Collection entries
:::
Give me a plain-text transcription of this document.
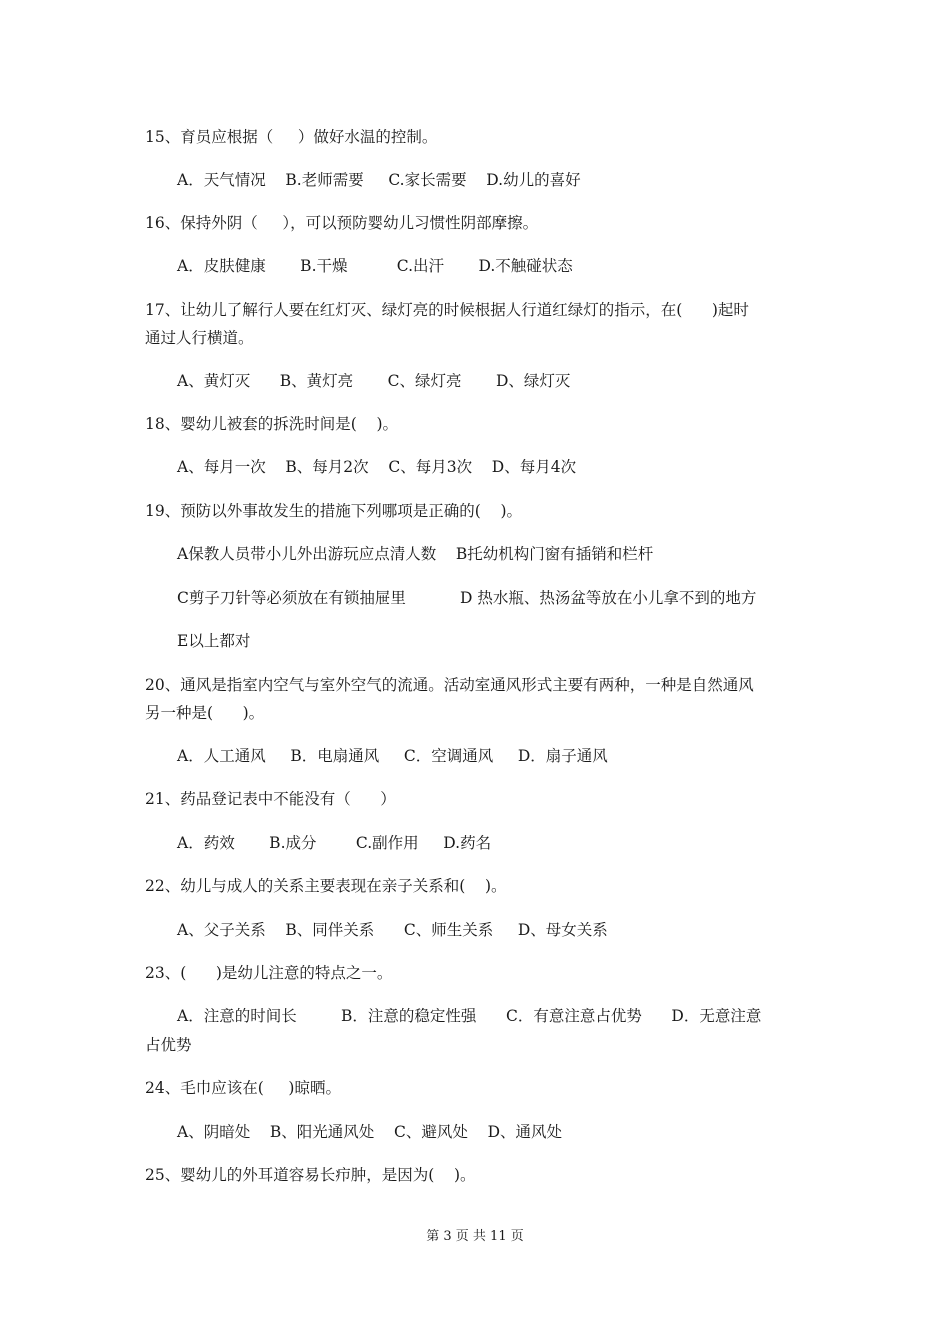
15、育员应根据（     ）做好水温的控制。
A．天气情况    B.老师需要     C.家长需要    D.幼儿的喜好
16、保持外阴（     ），可以预防婴幼儿习惯性阴部摩擦。
A．皮肤健康       B.干燥          C.出汗       D.不触碰状态
17、让幼儿了解行人要在红灯灭、绿灯亮的时候根据人行道红绿灯的指示，在(      )起时
通过人行横道。
A、黄灯灭      B、黄灯亮       C、绿灯亮       D、绿灯灭
18、婴幼儿被套的拆洗时间是(    )。
A、每月一次    B、每月2次    C、每月3次    D、每月4次
19、预防以外事故发生的措施下列哪项是正确的(    )。
A保教人员带小儿外出游玩应点清人数    B托幼机构门窗有插销和栏杆
C剪子刀针等必须放在有锁抽屉里           D 热水瓶、热汤盆等放在小儿拿不到的地方
E以上都对
20、通风是指室内空气与室外空气的流通。活动室通风形式主要有两种，一种是自然通风
另一种是(      )。
A．人工通风     B．电扇通风     C．空调通风     D．扇子通风
21、药品登记表中不能没有（      ）
A．药效       B.成分        C.副作用     D.药名
22、幼儿与成人的关系主要表现在亲子关系和(    )。
A、父子关系    B、同伴关系      C、师生关系     D、母女关系
23、(      )是幼儿注意的特点之一。
A．注意的时间长         B．注意的稳定性强      C．有意注意占优势      D．无意注意
占优势
24、毛巾应该在(     )晾晒。
A、阴暗处    B、阳光通风处    C、避风处    D、通风处
25、婴幼儿的外耳道容易长疖肿，是因为(    )。
第 3 页 共 11 页
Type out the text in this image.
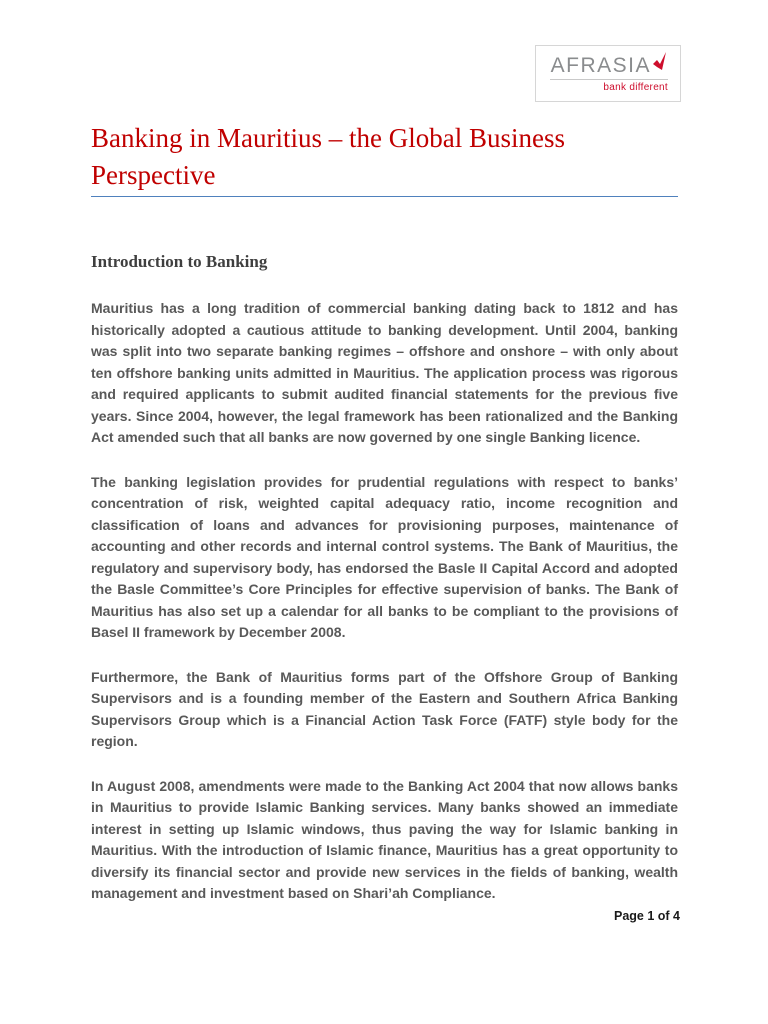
AFRASIA
bank different
Banking in Mauritius – the Global Business Perspective
Introduction to Banking

Mauritius has a long tradition of commercial banking dating back to 1812 and has historically adopted a cautious attitude to banking development. Until 2004, banking was split into two separate banking regimes – offshore and onshore – with only about ten offshore banking units admitted in Mauritius. The application process was rigorous and required applicants to submit audited financial statements for the previous five years. Since 2004, however, the legal framework has been rationalized and the Banking Act amended such that all banks are now governed by one single Banking licence.

The banking legislation provides for prudential regulations with respect to banks’ concentration of risk, weighted capital adequacy ratio, income recognition and classification of loans and advances for provisioning purposes, maintenance of accounting and other records and internal control systems. The Bank of Mauritius, the regulatory and supervisory body, has endorsed the Basle II Capital Accord and adopted the Basle Committee’s Core Principles for effective supervision of banks. The Bank of Mauritius has also set up a calendar for all banks to be compliant to the provisions of Basel II framework by December 2008.

Furthermore, the Bank of Mauritius forms part of the Offshore Group of Banking Supervisors and is a founding member of the Eastern and Southern Africa Banking Supervisors Group which is a Financial Action Task Force (FATF) style body for the region.

In August 2008, amendments were made to the Banking Act 2004 that now allows banks in Mauritius to provide Islamic Banking services. Many banks showed an immediate interest in setting up Islamic windows, thus paving the way for Islamic banking in Mauritius. With the introduction of Islamic finance, Mauritius has a great opportunity to diversify its financial sector and provide new services in the fields of banking, wealth management and investment based on Shari’ah Compliance.

Page 1 of 4
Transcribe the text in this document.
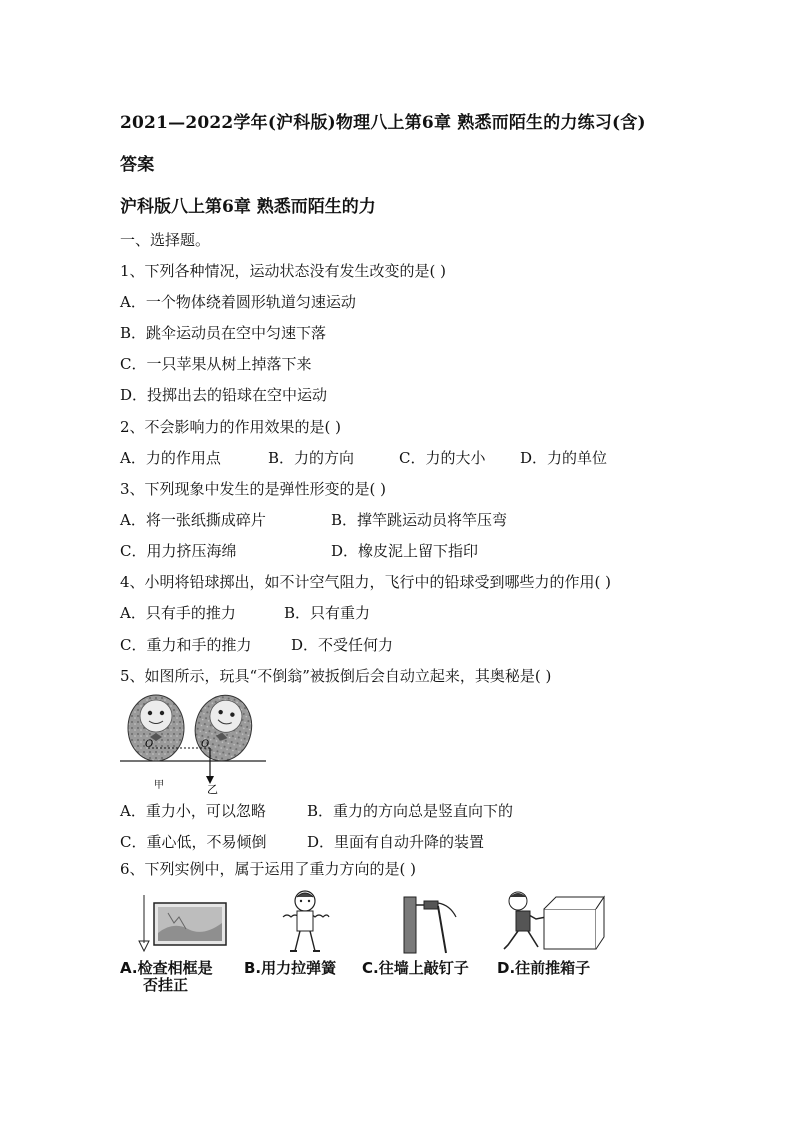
2021—2022学年(沪科版)物理八上第6章 熟悉而陌生的力练习(含)
答案
沪科版八上第6章 熟悉而陌生的力
一、选择题。
1、下列各种情况，运动状态没有发生改变的是( )
A．一个物体绕着圆形轨道匀速运动
B．跳伞运动员在空中匀速下落
C．一只苹果从树上掉落下来
D．投掷出去的铅球在空中运动
2、不会影响力的作用效果的是( )
A．力的作用点	B．力的方向	C．力的大小 D．力的单位
3、下列现象中发生的是弹性形变的是( )
A．将一张纸撕成碎片	B．撑竿跳运动员将竿压弯
C．用力挤压海绵	D．橡皮泥上留下指印
4、小明将铅球掷出，如不计空气阻力，飞行中的铅球受到哪些力的作用( )
A．只有手的推力	B．只有重力
C．重力和手的推力	D．不受任何力
5、如图所示，玩具“不倒翁”被扳倒后会自动立起来，其奥秘是( )
O	O
甲	乙
A．重力小，可以忽略	B．重力的方向总是竖直向下的
C．重心低，不易倾倒	D．里面有自动升降的装置
6、下列实例中，属于运用了重力方向的是( )
A.检查相框是
否挂正
B.用力拉弹簧 C.往墙上敲钉子 D.往前推箱子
:::
■ **What to do**
Reproduce each entry precisely, dropping only the pictures.

■ **Final result**
Give me a plain-text transcription of this document.
15、育员应根据（     ）做好水温的控制。
A．天气情况    B.老师需要     C.家长需要    D.幼儿的喜好
16、保持外阴（     ），可以预防婴幼儿习惯性阴部摩擦。
A．皮肤健康       B.干燥          C.出汗       D.不触碰状态
17、让幼儿了解行人要在红灯灭、绿灯亮的时候根据人行道红绿灯的指示，在(      )起时
通过人行横道。
A、黄灯灭      B、黄灯亮       C、绿灯亮       D、绿灯灭
18、婴幼儿被套的拆洗时间是(    )。
A、每月一次    B、每月2次    C、每月3次    D、每月4次
19、预防以外事故发生的措施下列哪项是正确的(    )。
A保教人员带小儿外出游玩应点清人数    B托幼机构门窗有插销和栏杆
C剪子刀针等必须放在有锁抽屉里           D 热水瓶、热汤盆等放在小儿拿不到的地方
E以上都对
20、通风是指室内空气与室外空气的流通。活动室通风形式主要有两种，一种是自然通风
另一种是(      )。
A．人工通风     B．电扇通风     C．空调通风     D．扇子通风
21、药品登记表中不能没有（      ）
A．药效       B.成分        C.副作用     D.药名
22、幼儿与成人的关系主要表现在亲子关系和(    )。
A、父子关系    B、同伴关系      C、师生关系     D、母女关系
23、(      )是幼儿注意的特点之一。
A．注意的时间长         B．注意的稳定性强      C．有意注意占优势      D．无意注意
占优势
24、毛巾应该在(     )晾晒。
A、阴暗处    B、阳光通风处    C、避风处    D、通风处
25、婴幼儿的外耳道容易长疖肿，是因为(    )。
第 3 页 共 11 页
Type out the text in this image.
AFRASIA
bank different
Banking in Mauritius – the Global Business Perspective
Introduction to Banking

Mauritius has a long tradition of commercial banking dating back to 1812 and has historically adopted a cautious attitude to banking development. Until 2004, banking was split into two separate banking regimes – offshore and onshore – with only about ten offshore banking units admitted in Mauritius. The application process was rigorous and required applicants to submit audited financial statements for the previous five years. Since 2004, however, the legal framework has been rationalized and the Banking Act amended such that all banks are now governed by one single Banking licence.

The banking legislation provides for prudential regulations with respect to banks’ concentration of risk, weighted capital adequacy ratio, income recognition and classification of loans and advances for provisioning purposes, maintenance of accounting and other records and internal control systems. The Bank of Mauritius, the regulatory and supervisory body, has endorsed the Basle II Capital Accord and adopted the Basle Committee’s Core Principles for effective supervision of banks. The Bank of Mauritius has also set up a calendar for all banks to be compliant to the provisions of Basel II framework by December 2008.

Furthermore, the Bank of Mauritius forms part of the Offshore Group of Banking Supervisors and is a founding member of the Eastern and Southern Africa Banking Supervisors Group which is a Financial Action Task Force (FATF) style body for the region.

In August 2008, amendments were made to the Banking Act 2004 that now allows banks in Mauritius to provide Islamic Banking services. Many banks showed an immediate interest in setting up Islamic windows, thus paving the way for Islamic banking in Mauritius. With the introduction of Islamic finance, Mauritius has a great opportunity to diversify its financial sector and provide new services in the fields of banking, wealth management and investment based on Shari’ah Compliance.

Page 1 of 4
Transcribe the text in this document.
2021—2022学年(沪科版)物理八上第6章 熟悉而陌生的力练习(含)
答案
沪科版八上第6章 熟悉而陌生的力
一、选择题。
1、下列各种情况，运动状态没有发生改变的是( )
A．一个物体绕着圆形轨道匀速运动
B．跳伞运动员在空中匀速下落
C．一只苹果从树上掉落下来
D．投掷出去的铅球在空中运动
2、不会影响力的作用效果的是( )
A．力的作用点	B．力的方向	C．力的大小 D．力的单位
3、下列现象中发生的是弹性形变的是( )
A．将一张纸撕成碎片	B．撑竿跳运动员将竿压弯
C．用力挤压海绵	D．橡皮泥上留下指印
4、小明将铅球掷出，如不计空气阻力，飞行中的铅球受到哪些力的作用( )
A．只有手的推力	B．只有重力
C．重力和手的推力	D．不受任何力
5、如图所示，玩具“不倒翁”被扳倒后会自动立起来，其奥秘是( )
O	O
甲	乙
A．重力小，可以忽略	B．重力的方向总是竖直向下的
C．重心低，不易倾倒	D．里面有自动升降的装置
6、下列实例中，属于运用了重力方向的是( )
A.检查相框是
否挂正
B.用力拉弹簧 C.往墙上敲钉子 D.往前推箱子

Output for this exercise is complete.